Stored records
---

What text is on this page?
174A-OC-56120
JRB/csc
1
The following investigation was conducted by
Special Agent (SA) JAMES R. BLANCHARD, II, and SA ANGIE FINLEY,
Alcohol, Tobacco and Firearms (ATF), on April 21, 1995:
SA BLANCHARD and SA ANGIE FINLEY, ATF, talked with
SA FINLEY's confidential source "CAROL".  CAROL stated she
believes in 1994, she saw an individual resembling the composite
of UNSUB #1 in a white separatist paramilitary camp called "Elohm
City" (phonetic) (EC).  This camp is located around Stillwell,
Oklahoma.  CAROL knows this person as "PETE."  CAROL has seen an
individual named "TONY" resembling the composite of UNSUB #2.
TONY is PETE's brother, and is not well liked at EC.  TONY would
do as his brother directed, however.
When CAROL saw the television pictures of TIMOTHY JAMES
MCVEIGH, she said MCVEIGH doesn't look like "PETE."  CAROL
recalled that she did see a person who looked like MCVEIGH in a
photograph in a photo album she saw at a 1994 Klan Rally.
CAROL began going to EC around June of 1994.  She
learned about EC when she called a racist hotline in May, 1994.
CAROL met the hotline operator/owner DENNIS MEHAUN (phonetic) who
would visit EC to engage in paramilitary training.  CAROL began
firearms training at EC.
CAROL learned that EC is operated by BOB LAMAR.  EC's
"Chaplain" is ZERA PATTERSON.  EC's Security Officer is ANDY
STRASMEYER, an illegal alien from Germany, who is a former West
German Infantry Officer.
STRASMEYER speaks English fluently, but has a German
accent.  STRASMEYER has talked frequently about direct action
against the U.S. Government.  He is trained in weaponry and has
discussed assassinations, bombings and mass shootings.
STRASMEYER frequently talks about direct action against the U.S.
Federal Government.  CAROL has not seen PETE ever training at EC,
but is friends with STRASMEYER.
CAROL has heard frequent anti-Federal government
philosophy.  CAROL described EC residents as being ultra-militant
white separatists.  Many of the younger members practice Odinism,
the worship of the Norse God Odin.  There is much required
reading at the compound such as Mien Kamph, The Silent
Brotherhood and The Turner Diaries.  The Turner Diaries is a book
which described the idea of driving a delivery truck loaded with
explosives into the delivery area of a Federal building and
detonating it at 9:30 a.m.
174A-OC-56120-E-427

---

▶ [Your task] Your task is to return the full listing exactly as it was given.

▶ [Final result]
What text is on this page?
174A-OC-56120
JRB/csc
1
The following investigation was conducted by
Special Agent (SA) JAMES R. BLANCHARD, II, and SA ANGIE FINLEY,
Alcohol, Tobacco and Firearms (ATF), on April 21, 1995:
SA BLANCHARD and SA ANGIE FINLEY, ATF, talked with
SA FINLEY's confidential source "CAROL".  CAROL stated she
believes in 1994, she saw an individual resembling the composite
of UNSUB #1 in a white separatist paramilitary camp called "Elohm
City" (phonetic) (EC).  This camp is located around Stillwell,
Oklahoma.  CAROL knows this person as "PETE."  CAROL has seen an
individual named "TONY" resembling the composite of UNSUB #2.
TONY is PETE's brother, and is not well liked at EC.  TONY would
do as his brother directed, however.
When CAROL saw the television pictures of TIMOTHY JAMES
MCVEIGH, she said MCVEIGH doesn't look like "PETE."  CAROL
recalled that she did see a person who looked like MCVEIGH in a
photograph in a photo album she saw at a 1994 Klan Rally.
CAROL began going to EC around June of 1994.  She
learned about EC when she called a racist hotline in May, 1994.
CAROL met the hotline operator/owner DENNIS MEHAUN (phonetic) who
would visit EC to engage in paramilitary training.  CAROL began
firearms training at EC.
CAROL learned that EC is operated by BOB LAMAR.  EC's
"Chaplain" is ZERA PATTERSON.  EC's Security Officer is ANDY
STRASMEYER, an illegal alien from Germany, who is a former West
German Infantry Officer.
STRASMEYER speaks English fluently, but has a German
accent.  STRASMEYER has talked frequently about direct action
against the U.S. Government.  He is trained in weaponry and has
discussed assassinations, bombings and mass shootings.
STRASMEYER frequently talks about direct action against the U.S.
Federal Government.  CAROL has not seen PETE ever training at EC,
but is friends with STRASMEYER.
CAROL has heard frequent anti-Federal government
philosophy.  CAROL described EC residents as being ultra-militant
white separatists.  Many of the younger members practice Odinism,
the worship of the Norse God Odin.  There is much required
reading at the compound such as Mien Kamph, The Silent
Brotherhood and The Turner Diaries.  The Turner Diaries is a book
which described the idea of driving a delivery truck loaded with
explosives into the delivery area of a Federal building and
detonating it at 9:30 a.m.
174A-OC-56120-E-427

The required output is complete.